MATERIALS PROVIDED:
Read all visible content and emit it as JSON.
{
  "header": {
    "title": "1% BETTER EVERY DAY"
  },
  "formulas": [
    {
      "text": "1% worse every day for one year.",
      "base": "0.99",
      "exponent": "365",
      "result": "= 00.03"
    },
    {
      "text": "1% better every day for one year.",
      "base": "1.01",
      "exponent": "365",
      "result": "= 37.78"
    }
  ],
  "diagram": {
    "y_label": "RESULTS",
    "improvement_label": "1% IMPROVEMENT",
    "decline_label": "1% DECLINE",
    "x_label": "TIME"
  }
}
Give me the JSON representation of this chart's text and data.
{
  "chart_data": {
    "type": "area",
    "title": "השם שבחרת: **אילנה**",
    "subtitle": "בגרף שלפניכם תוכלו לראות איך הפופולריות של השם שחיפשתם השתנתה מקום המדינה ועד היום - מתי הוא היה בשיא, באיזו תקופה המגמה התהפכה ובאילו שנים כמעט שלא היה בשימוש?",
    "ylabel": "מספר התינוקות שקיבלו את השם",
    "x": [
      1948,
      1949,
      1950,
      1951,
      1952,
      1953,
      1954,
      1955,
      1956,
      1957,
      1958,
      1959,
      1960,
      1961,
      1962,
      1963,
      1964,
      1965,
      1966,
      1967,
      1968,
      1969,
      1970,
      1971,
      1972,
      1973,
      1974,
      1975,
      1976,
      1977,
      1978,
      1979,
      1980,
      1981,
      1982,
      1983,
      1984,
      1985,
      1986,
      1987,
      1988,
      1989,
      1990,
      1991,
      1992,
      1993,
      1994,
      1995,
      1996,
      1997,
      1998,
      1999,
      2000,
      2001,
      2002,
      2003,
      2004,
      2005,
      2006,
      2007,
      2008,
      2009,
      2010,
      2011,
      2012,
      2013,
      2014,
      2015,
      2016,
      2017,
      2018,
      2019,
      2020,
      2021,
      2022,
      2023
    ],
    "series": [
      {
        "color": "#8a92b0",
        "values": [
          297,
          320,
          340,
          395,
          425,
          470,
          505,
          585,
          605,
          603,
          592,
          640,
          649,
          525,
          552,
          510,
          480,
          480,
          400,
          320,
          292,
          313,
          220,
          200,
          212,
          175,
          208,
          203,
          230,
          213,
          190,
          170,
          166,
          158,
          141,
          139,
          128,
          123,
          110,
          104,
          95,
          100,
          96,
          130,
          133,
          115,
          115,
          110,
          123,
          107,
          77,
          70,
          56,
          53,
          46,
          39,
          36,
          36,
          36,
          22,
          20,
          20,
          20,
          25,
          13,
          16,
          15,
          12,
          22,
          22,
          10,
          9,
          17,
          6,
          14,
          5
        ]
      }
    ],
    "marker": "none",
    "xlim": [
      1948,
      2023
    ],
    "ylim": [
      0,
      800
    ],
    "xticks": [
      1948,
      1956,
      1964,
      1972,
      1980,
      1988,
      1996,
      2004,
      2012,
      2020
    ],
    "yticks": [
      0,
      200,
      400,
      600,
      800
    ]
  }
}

DO THIS:
Print the listing above in its entirety, with every line exact.

REPLY:
Read all visible content and emit it as JSON.
{
  "header": {
    "title": "1% BETTER EVERY DAY"
  },
  "formulas": [
    {
      "text": "1% worse every day for one year.",
      "base": "0.99",
      "exponent": "365",
      "result": "= 00.03"
    },
    {
      "text": "1% better every day for one year.",
      "base": "1.01",
      "exponent": "365",
      "result": "= 37.78"
    }
  ],
  "diagram": {
    "y_label": "RESULTS",
    "improvement_label": "1% IMPROVEMENT",
    "decline_label": "1% DECLINE",
    "x_label": "TIME"
  }
}
Give me the JSON representation of this chart's text and data.
{
  "chart_data": {
    "type": "area",
    "title": "השם שבחרת: **אילנה**",
    "subtitle": "בגרף שלפניכם תוכלו לראות איך הפופולריות של השם שחיפשתם השתנתה מקום המדינה ועד היום - מתי הוא היה בשיא, באיזו תקופה המגמה התהפכה ובאילו שנים כמעט שלא היה בשימוש?",
    "ylabel": "מספר התינוקות שקיבלו את השם",
    "x": [
      1948,
      1949,
      1950,
      1951,
      1952,
      1953,
      1954,
      1955,
      1956,
      1957,
      1958,
      1959,
      1960,
      1961,
      1962,
      1963,
      1964,
      1965,
      1966,
      1967,
      1968,
      1969,
      1970,
      1971,
      1972,
      1973,
      1974,
      1975,
      1976,
      1977,
      1978,
      1979,
      1980,
      1981,
      1982,
      1983,
      1984,
      1985,
      1986,
      1987,
      1988,
      1989,
      1990,
      1991,
      1992,
      1993,
      1994,
      1995,
      1996,
      1997,
      1998,
      1999,
      2000,
      2001,
      2002,
      2003,
      2004,
      2005,
      2006,
      2007,
      2008,
      2009,
      2010,
      2011,
      2012,
      2013,
      2014,
      2015,
      2016,
      2017,
      2018,
      2019,
      2020,
      2021,
      2022,
      2023
    ],
    "series": [
      {
        "color": "#8a92b0",
        "values": [
          297,
          320,
          340,
          395,
          425,
          470,
          505,
          585,
          605,
          603,
          592,
          640,
          649,
          525,
          552,
          510,
          480,
          480,
          400,
          320,
          292,
          313,
          220,
          200,
          212,
          175,
          208,
          203,
          230,
          213,
          190,
          170,
          166,
          158,
          141,
          139,
          128,
          123,
          110,
          104,
          95,
          100,
          96,
          130,
          133,
          115,
          115,
          110,
          123,
          107,
          77,
          70,
          56,
          53,
          46,
          39,
          36,
          36,
          36,
          22,
          20,
          20,
          20,
          25,
          13,
          16,
          15,
          12,
          22,
          22,
          10,
          9,
          17,
          6,
          14,
          5
        ]
      }
    ],
    "marker": "none",
    "xlim": [
      1948,
      2023
    ],
    "ylim": [
      0,
      800
    ],
    "xticks": [
      1948,
      1956,
      1964,
      1972,
      1980,
      1988,
      1996,
      2004,
      2012,
      2020
    ],
    "yticks": [
      0,
      200,
      400,
      600,
      800
    ]
  }
}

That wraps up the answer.